What the exercise asks: Only lines holding the string "color" are wanted; copy each one from the material.

Supplied data:
+++

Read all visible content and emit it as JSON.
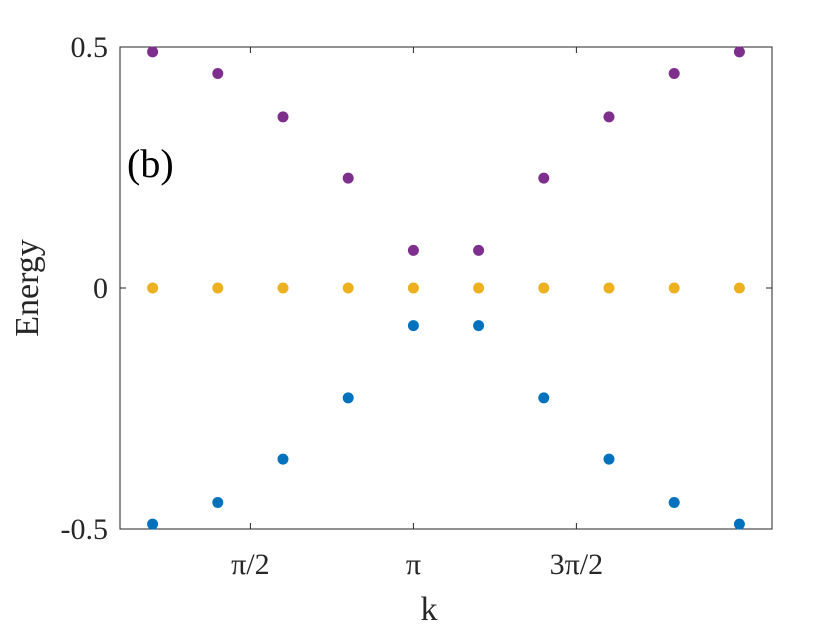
{
  "chart_data": {
    "type": "scatter",
    "panel_label": "(b)",
    "xlabel": "k",
    "ylabel": "Energy",
    "xlim": [
      0.3142,
      6.5974
    ],
    "ylim": [
      -0.5,
      0.5
    ],
    "x_ticks": [
      {
        "value": 1.5708,
        "label": "π/2"
      },
      {
        "value": 3.1416,
        "label": "π"
      },
      {
        "value": 4.7124,
        "label": "3π/2"
      }
    ],
    "y_ticks": [
      {
        "value": -0.5,
        "label": "-0.5"
      },
      {
        "value": 0,
        "label": "0"
      },
      {
        "value": 0.5,
        "label": "0.5"
      }
    ],
    "grid": false,
    "x": [
      0.6283,
      1.2566,
      1.885,
      2.5133,
      3.1416,
      3.7699,
      4.3982,
      5.0265,
      5.6549,
      6.2832
    ],
    "series": [
      {
        "color": "#7E2F8E",
        "values": [
          0.49,
          0.445,
          0.355,
          0.228,
          0.078,
          0.078,
          0.228,
          0.355,
          0.445,
          0.49
        ]
      },
      {
        "color": "#EDB120",
        "values": [
          0,
          0,
          0,
          0,
          0,
          0,
          0,
          0,
          0,
          0
        ]
      },
      {
        "color": "#0072BD",
        "values": [
          -0.49,
          -0.445,
          -0.355,
          -0.228,
          -0.078,
          -0.078,
          -0.228,
          -0.355,
          -0.445,
          -0.49
        ]
      }
    ]
  }
}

+++

Task result:
        "color": "#7E2F8E",
        "color": "#EDB120",
        "color": "#0072BD",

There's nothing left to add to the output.